● **Set problem**
Without including any pictures, write out all the entries exactly.

-- START Source data --

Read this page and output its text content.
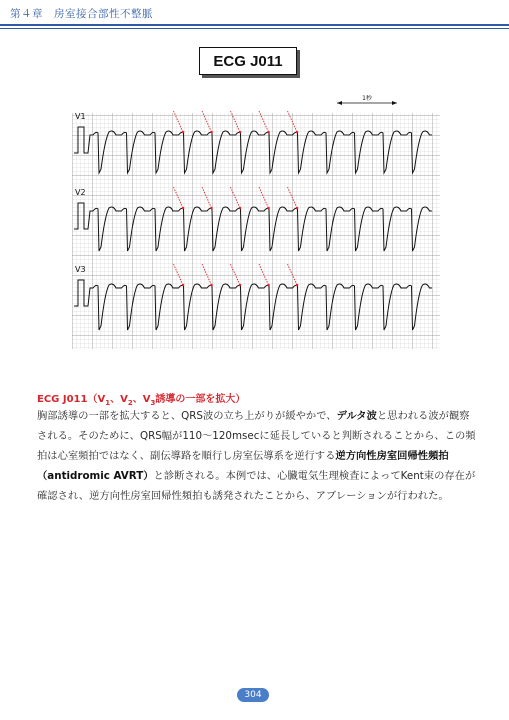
第４章　房室接合部性不整脈
ECG J011
1秒
V1
V2
V3
ECG $J011(V_1$、$V_2$、$V_3$誘導の一部を拡大）
胸部誘導の一部を拡大すると、QRS波の立ち上がりが緩やかで、デルタ波と思われる波が観察される。そのために、QRS幅が110〜120msecに延長していると判断されることから、この頻拍は心室頻拍ではなく、副伝導路を順行し房室伝導系を逆行する逆方向性房室回帰性頻拍（antidromic AVRT）と診断される。本例では、心臓電気生理検査によってKent束の存在が確認され、逆方向性房室回帰性頻拍も誘発されたことから、アブレーションが行われた。
304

-- END Source data --

● **Written response**
Read this page and output its text content.
第４章　房室接合部性不整脈
ECG J011
1秒
V1
V2
V3
ECG $J011(V_1$、$V_2$、$V_3$誘導の一部を拡大）
胸部誘導の一部を拡大すると、QRS波の立ち上がりが緩やかで、デルタ波と思われる波が観察される。そのために、QRS幅が110〜120msecに延長していると判断されることから、この頻拍は心室頻拍ではなく、副伝導路を順行し房室伝導系を逆行する逆方向性房室回帰性頻拍（antidromic AVRT）と診断される。本例では、心臓電気生理検査によってKent束の存在が確認され、逆方向性房室回帰性頻拍も誘発されたことから、アブレーションが行われた。
304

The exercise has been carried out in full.